REQUIREMENT:
Without omitting anything, return the records precisely as given.

INFORMATION PROVIDED:

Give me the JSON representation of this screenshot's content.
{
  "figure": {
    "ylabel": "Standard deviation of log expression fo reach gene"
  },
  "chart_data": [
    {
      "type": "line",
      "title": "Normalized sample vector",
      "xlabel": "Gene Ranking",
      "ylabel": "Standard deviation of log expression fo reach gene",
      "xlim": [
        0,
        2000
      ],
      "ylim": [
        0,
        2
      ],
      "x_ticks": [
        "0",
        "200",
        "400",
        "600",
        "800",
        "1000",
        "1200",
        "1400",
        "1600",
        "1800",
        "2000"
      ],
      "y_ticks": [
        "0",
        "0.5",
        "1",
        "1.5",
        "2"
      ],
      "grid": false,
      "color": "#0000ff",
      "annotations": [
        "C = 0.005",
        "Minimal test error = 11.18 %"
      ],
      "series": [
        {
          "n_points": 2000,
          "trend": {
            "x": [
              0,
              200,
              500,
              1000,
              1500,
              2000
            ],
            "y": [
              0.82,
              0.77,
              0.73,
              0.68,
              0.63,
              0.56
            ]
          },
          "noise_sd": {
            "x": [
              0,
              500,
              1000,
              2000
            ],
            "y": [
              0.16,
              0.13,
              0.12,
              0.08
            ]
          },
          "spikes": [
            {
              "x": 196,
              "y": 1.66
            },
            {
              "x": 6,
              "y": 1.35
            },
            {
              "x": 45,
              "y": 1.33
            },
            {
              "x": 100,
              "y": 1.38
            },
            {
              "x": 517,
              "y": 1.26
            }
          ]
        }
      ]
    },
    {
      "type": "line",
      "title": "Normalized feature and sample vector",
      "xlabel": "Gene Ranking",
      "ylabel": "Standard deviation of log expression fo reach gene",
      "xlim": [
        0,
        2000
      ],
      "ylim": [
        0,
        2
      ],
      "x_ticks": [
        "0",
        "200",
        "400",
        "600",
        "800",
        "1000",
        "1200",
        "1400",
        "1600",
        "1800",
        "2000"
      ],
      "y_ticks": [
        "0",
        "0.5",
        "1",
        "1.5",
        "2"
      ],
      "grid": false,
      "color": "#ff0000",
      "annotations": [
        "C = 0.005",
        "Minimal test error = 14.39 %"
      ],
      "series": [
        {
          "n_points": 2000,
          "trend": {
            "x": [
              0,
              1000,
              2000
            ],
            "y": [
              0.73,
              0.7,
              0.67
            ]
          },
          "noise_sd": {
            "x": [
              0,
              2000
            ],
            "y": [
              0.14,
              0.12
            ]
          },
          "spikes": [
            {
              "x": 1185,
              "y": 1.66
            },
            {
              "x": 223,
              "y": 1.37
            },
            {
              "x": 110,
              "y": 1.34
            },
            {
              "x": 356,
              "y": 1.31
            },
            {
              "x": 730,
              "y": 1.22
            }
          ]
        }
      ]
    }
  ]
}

TASK SOLUTION:
Give me the JSON representation of this screenshot's content.
{
  "figure": {
    "ylabel": "Standard deviation of log expression fo reach gene"
  },
  "chart_data": [
    {
      "type": "line",
      "title": "Normalized sample vector",
      "xlabel": "Gene Ranking",
      "ylabel": "Standard deviation of log expression fo reach gene",
      "xlim": [
        0,
        2000
      ],
      "ylim": [
        0,
        2
      ],
      "x_ticks": [
        "0",
        "200",
        "400",
        "600",
        "800",
        "1000",
        "1200",
        "1400",
        "1600",
        "1800",
        "2000"
      ],
      "y_ticks": [
        "0",
        "0.5",
        "1",
        "1.5",
        "2"
      ],
      "grid": false,
      "color": "#0000ff",
      "annotations": [
        "C = 0.005",
        "Minimal test error = 11.18 %"
      ],
      "series": [
        {
          "n_points": 2000,
          "trend": {
            "x": [
              0,
              200,
              500,
              1000,
              1500,
              2000
            ],
            "y": [
              0.82,
              0.77,
              0.73,
              0.68,
              0.63,
              0.56
            ]
          },
          "noise_sd": {
            "x": [
              0,
              500,
              1000,
              2000
            ],
            "y": [
              0.16,
              0.13,
              0.12,
              0.08
            ]
          },
          "spikes": [
            {
              "x": 196,
              "y": 1.66
            },
            {
              "x": 6,
              "y": 1.35
            },
            {
              "x": 45,
              "y": 1.33
            },
            {
              "x": 100,
              "y": 1.38
            },
            {
              "x": 517,
              "y": 1.26
            }
          ]
        }
      ]
    },
    {
      "type": "line",
      "title": "Normalized feature and sample vector",
      "xlabel": "Gene Ranking",
      "ylabel": "Standard deviation of log expression fo reach gene",
      "xlim": [
        0,
        2000
      ],
      "ylim": [
        0,
        2
      ],
      "x_ticks": [
        "0",
        "200",
        "400",
        "600",
        "800",
        "1000",
        "1200",
        "1400",
        "1600",
        "1800",
        "2000"
      ],
      "y_ticks": [
        "0",
        "0.5",
        "1",
        "1.5",
        "2"
      ],
      "grid": false,
      "color": "#ff0000",
      "annotations": [
        "C = 0.005",
        "Minimal test error = 14.39 %"
      ],
      "series": [
        {
          "n_points": 2000,
          "trend": {
            "x": [
              0,
              1000,
              2000
            ],
            "y": [
              0.73,
              0.7,
              0.67
            ]
          },
          "noise_sd": {
            "x": [
              0,
              2000
            ],
            "y": [
              0.14,
              0.12
            ]
          },
          "spikes": [
            {
              "x": 1185,
              "y": 1.66
            },
            {
              "x": 223,
              "y": 1.37
            },
            {
              "x": 110,
              "y": 1.34
            },
            {
              "x": 356,
              "y": 1.31
            },
            {
              "x": 730,
              "y": 1.22
            }
          ]
        }
      ]
    }
  ]
}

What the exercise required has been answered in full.